• _Task_:
Check each line of the listing, and copy it if it contains the word "criminal".

---

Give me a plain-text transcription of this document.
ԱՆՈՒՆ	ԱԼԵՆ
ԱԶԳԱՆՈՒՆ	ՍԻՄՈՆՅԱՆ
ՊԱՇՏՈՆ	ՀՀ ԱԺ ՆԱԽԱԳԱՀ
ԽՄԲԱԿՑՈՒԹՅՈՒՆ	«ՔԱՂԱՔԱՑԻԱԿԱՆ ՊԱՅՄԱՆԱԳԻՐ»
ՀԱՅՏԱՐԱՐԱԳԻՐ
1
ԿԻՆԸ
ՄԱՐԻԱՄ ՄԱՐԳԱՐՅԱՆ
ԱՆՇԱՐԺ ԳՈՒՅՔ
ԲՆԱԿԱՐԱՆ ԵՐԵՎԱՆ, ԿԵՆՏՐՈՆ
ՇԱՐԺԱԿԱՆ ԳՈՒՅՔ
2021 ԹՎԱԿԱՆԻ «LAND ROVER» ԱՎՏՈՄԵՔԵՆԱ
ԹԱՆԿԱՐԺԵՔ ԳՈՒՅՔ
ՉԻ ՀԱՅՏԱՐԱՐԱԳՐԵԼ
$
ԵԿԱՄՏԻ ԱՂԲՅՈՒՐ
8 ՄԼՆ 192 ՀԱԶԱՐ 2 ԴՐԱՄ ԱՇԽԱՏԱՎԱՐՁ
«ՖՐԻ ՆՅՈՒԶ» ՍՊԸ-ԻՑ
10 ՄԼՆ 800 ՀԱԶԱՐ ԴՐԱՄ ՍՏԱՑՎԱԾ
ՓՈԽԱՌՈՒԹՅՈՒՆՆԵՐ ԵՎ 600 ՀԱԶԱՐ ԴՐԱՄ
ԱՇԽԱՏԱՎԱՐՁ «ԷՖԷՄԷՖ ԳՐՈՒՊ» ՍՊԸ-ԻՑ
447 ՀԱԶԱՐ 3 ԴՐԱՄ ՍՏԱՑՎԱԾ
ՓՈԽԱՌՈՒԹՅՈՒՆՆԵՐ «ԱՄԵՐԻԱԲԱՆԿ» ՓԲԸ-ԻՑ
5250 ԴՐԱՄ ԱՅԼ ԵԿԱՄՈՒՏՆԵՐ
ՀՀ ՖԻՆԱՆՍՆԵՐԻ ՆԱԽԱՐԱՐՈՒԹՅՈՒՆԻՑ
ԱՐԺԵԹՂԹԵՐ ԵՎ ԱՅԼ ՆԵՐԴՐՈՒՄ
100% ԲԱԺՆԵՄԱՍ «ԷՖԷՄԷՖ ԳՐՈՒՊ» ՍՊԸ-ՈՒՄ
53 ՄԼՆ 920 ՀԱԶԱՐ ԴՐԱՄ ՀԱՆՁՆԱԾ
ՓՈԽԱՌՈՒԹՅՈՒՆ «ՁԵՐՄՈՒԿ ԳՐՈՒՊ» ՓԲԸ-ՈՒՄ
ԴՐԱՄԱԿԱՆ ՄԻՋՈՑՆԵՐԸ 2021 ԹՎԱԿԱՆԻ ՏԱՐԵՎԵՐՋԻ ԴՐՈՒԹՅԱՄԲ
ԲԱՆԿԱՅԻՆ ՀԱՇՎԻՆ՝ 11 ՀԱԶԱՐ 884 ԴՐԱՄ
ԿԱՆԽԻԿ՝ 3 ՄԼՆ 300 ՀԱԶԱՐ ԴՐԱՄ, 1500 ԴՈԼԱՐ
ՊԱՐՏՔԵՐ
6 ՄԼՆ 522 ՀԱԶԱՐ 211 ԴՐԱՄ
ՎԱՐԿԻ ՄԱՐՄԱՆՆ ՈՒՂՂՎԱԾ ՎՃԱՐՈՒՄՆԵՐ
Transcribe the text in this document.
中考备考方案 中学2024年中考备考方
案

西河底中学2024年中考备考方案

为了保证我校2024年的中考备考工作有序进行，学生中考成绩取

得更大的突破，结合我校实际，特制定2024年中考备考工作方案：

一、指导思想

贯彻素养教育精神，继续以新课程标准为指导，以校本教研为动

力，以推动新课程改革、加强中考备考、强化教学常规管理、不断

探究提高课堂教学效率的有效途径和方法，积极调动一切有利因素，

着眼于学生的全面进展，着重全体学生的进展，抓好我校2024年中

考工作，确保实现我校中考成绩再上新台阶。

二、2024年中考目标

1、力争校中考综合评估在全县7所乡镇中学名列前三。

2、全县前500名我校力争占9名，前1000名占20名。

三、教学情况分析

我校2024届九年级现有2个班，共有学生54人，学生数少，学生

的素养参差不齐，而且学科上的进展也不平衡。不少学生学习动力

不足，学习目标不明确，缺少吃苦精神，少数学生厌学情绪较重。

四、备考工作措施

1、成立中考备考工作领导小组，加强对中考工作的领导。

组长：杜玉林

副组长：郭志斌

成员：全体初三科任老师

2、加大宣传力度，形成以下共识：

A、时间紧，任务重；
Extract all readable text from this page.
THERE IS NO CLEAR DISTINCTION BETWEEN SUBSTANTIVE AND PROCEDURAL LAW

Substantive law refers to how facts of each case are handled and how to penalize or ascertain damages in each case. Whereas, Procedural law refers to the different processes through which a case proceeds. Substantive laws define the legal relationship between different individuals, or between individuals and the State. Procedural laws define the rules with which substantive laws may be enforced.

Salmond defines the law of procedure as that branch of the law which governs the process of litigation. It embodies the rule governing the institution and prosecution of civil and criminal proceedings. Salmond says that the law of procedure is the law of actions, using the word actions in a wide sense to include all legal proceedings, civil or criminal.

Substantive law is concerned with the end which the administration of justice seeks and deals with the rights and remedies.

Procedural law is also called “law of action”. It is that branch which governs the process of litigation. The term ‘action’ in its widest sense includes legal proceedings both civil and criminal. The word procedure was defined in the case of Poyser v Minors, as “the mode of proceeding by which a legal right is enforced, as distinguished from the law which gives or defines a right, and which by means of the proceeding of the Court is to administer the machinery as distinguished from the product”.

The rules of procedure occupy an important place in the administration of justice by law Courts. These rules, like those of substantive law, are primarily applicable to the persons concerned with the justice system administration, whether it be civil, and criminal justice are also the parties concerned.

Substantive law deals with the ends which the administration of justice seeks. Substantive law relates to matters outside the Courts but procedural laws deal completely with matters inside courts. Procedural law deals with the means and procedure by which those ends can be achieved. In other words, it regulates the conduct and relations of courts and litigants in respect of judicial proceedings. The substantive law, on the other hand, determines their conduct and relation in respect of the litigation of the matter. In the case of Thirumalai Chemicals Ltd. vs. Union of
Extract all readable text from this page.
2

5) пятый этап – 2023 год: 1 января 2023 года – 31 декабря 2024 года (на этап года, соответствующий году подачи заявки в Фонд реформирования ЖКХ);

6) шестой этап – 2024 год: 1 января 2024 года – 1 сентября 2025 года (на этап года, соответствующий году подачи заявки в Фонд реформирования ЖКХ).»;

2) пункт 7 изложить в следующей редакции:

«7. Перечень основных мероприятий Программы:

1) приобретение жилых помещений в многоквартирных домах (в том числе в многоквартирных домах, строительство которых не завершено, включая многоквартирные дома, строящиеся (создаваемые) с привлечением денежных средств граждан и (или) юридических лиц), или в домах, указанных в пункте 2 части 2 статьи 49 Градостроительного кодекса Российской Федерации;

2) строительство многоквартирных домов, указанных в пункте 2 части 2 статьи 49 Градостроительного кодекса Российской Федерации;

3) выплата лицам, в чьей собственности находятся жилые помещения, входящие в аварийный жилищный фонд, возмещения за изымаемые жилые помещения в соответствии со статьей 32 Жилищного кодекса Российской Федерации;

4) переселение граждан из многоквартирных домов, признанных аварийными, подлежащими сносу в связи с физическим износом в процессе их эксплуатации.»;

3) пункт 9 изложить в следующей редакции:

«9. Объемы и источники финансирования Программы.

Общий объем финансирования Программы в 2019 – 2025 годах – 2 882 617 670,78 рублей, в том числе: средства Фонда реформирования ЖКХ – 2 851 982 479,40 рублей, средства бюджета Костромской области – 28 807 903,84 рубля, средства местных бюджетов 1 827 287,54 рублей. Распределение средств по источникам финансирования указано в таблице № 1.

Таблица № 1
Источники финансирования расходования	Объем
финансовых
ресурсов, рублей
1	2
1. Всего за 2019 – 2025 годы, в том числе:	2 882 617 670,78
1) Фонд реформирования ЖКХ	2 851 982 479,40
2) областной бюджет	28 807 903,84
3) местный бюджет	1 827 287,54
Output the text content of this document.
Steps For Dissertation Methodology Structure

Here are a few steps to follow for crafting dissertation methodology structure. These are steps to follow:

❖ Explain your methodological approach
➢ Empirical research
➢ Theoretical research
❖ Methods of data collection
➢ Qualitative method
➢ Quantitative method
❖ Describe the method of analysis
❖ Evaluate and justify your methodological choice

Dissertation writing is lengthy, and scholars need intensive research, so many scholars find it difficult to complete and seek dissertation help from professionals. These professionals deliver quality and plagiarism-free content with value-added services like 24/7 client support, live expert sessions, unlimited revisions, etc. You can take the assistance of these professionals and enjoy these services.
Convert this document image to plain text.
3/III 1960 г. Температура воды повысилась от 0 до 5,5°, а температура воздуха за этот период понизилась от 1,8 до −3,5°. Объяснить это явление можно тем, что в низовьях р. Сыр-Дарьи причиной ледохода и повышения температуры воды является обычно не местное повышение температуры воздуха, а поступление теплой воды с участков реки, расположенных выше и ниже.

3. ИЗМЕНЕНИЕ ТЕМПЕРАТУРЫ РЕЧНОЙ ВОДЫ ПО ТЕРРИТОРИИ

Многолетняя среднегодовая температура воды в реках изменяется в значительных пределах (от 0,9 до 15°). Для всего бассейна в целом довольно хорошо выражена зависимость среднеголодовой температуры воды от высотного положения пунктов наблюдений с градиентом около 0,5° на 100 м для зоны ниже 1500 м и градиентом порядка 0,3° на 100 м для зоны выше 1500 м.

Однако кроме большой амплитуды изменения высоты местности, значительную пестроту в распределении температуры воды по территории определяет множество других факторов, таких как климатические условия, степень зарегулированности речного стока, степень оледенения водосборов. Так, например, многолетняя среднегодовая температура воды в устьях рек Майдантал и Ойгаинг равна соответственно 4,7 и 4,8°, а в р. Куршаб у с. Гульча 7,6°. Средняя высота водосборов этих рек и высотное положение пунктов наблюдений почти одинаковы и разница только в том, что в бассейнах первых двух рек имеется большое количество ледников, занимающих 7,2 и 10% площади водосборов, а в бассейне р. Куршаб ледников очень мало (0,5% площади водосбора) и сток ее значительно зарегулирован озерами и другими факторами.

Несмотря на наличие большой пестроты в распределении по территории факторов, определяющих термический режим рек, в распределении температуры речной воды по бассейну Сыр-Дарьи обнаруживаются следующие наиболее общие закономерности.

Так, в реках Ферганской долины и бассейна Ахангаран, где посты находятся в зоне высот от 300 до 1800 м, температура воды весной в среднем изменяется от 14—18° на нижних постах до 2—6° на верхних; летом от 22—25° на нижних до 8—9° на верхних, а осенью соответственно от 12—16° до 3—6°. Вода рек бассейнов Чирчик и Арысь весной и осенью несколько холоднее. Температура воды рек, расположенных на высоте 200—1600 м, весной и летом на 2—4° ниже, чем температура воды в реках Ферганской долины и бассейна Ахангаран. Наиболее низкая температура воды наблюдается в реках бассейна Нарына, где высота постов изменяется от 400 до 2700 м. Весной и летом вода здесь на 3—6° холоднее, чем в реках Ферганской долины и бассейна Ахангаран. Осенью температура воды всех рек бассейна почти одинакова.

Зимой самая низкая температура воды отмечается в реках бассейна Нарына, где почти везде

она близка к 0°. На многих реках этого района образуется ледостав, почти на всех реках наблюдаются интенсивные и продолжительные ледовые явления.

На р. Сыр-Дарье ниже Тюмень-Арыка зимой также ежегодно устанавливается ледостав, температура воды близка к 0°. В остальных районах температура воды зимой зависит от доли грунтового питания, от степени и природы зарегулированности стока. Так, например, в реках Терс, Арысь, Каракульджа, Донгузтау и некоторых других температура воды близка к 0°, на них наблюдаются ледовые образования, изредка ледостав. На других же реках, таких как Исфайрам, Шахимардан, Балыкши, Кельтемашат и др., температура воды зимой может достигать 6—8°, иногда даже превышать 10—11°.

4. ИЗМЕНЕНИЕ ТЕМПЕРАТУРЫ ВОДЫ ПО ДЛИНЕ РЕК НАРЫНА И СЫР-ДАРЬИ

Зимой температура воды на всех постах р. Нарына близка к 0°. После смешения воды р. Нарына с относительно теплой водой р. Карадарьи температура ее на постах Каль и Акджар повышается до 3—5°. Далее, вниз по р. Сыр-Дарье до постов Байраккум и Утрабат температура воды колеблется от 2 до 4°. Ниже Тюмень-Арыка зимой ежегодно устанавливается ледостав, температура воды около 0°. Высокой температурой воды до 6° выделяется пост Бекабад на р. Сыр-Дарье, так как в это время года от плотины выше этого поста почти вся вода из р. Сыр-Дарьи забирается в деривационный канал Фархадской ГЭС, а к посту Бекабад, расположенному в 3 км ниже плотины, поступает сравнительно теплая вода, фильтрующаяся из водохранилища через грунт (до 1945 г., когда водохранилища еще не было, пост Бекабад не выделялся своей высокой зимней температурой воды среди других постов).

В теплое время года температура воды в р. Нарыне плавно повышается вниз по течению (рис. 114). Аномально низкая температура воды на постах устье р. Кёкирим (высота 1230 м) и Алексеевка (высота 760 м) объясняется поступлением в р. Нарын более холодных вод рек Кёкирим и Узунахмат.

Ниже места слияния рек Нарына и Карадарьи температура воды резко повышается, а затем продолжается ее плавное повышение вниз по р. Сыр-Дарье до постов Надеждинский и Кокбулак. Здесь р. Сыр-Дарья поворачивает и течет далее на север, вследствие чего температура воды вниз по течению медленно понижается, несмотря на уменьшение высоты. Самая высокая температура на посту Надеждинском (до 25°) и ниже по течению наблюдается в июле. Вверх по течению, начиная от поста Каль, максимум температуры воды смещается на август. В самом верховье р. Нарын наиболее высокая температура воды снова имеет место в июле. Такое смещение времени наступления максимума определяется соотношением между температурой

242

---

• _Written solution_:
Salmond defines the law of procedure as that branch of the law which governs the process of litigation. It embodies the rule governing the institution and prosecution of civil and criminal proceedings. Salmond says that the law of procedure is the law of actions, using the word actions in a wide sense to include all legal proceedings, civil or criminal.
Procedural law is also called “law of action”. It is that branch which governs the process of litigation. The term ‘action’ in its widest sense includes legal proceedings both civil and criminal. The word procedure was defined in the case of Poyser v Minors, as “the mode of proceeding by which a legal right is enforced, as distinguished from the law which gives or defines a right, and which by means of the proceeding of the Court is to administer the machinery as distinguished from the product”.
The rules of procedure occupy an important place in the administration of justice by law Courts. These rules, like those of substantive law, are primarily applicable to the persons concerned with the justice system administration, whether it be civil, and criminal justice are also the parties concerned.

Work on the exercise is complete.